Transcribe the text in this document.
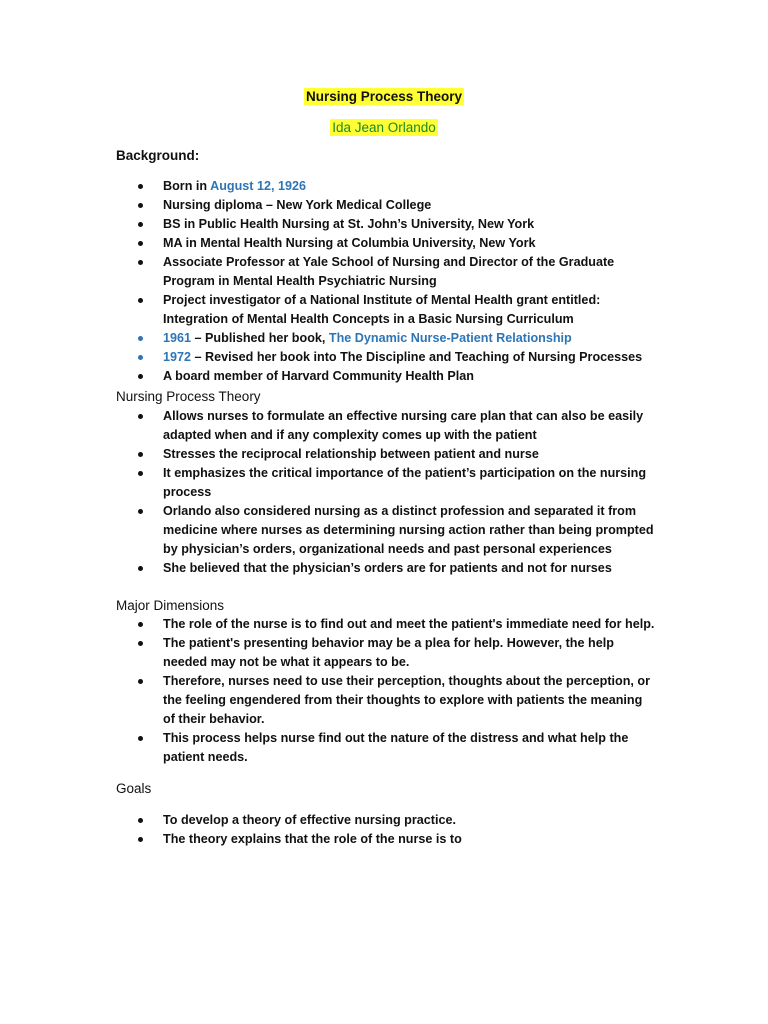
Nursing Process Theory
Ida Jean Orlando
Background:
Born in August 12, 1926
Nursing diploma – New York Medical College
BS in Public Health Nursing at St. John’s University, New York
MA in Mental Health Nursing at Columbia University, New York
Associate Professor at Yale School of Nursing and Director of the Graduate Program in Mental Health Psychiatric Nursing
Project investigator of a National Institute of Mental Health grant entitled: Integration of Mental Health Concepts in a Basic Nursing Curriculum
1961 – Published her book, The Dynamic Nurse-Patient Relationship
1972 – Revised her book into The Discipline and Teaching of Nursing Processes
A board member of Harvard Community Health Plan
Nursing Process Theory
Allows nurses to formulate an effective nursing care plan that can also be easily adapted when and if any complexity comes up with the patient
Stresses the reciprocal relationship between patient and nurse
It emphasizes the critical importance of the patient’s participation on the nursing process
Orlando also considered nursing as a distinct profession and separated it from medicine where nurses as determining nursing action rather than being prompted by physician’s orders, organizational needs and past personal experiences
She believed that the physician’s orders are for patients and not for nurses
Major Dimensions
The role of the nurse is to find out and meet the patient's immediate need for help.
The patient's presenting behavior may be a plea for help. However, the help needed may not be what it appears to be.
Therefore, nurses need to use their perception, thoughts about the perception, or the feeling engendered from their thoughts to explore with patients the meaning of their behavior.
This process helps nurse find out the nature of the distress and what help the patient needs.
Goals
To develop a theory of effective nursing practice.
The theory explains that the role of the nurse is to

(TASK) The entries are to be transcribed word for word, without their images.

(RESPONSE FOR THIS EXERCISE)
Transcribe the text in this document.
Nursing Process Theory
Ida Jean Orlando
Background:
Born in August 12, 1926
Nursing diploma – New York Medical College
BS in Public Health Nursing at St. John’s University, New York
MA in Mental Health Nursing at Columbia University, New York
Associate Professor at Yale School of Nursing and Director of the Graduate Program in Mental Health Psychiatric Nursing
Project investigator of a National Institute of Mental Health grant entitled: Integration of Mental Health Concepts in a Basic Nursing Curriculum
1961 – Published her book, The Dynamic Nurse-Patient Relationship
1972 – Revised her book into The Discipline and Teaching of Nursing Processes
A board member of Harvard Community Health Plan
Nursing Process Theory
Allows nurses to formulate an effective nursing care plan that can also be easily adapted when and if any complexity comes up with the patient
Stresses the reciprocal relationship between patient and nurse
It emphasizes the critical importance of the patient’s participation on the nursing process
Orlando also considered nursing as a distinct profession and separated it from medicine where nurses as determining nursing action rather than being prompted by physician’s orders, organizational needs and past personal experiences
She believed that the physician’s orders are for patients and not for nurses
Major Dimensions
The role of the nurse is to find out and meet the patient's immediate need for help.
The patient's presenting behavior may be a plea for help. However, the help needed may not be what it appears to be.
Therefore, nurses need to use their perception, thoughts about the perception, or the feeling engendered from their thoughts to explore with patients the meaning of their behavior.
This process helps nurse find out the nature of the distress and what help the patient needs.
Goals
To develop a theory of effective nursing practice.
The theory explains that the role of the nurse is to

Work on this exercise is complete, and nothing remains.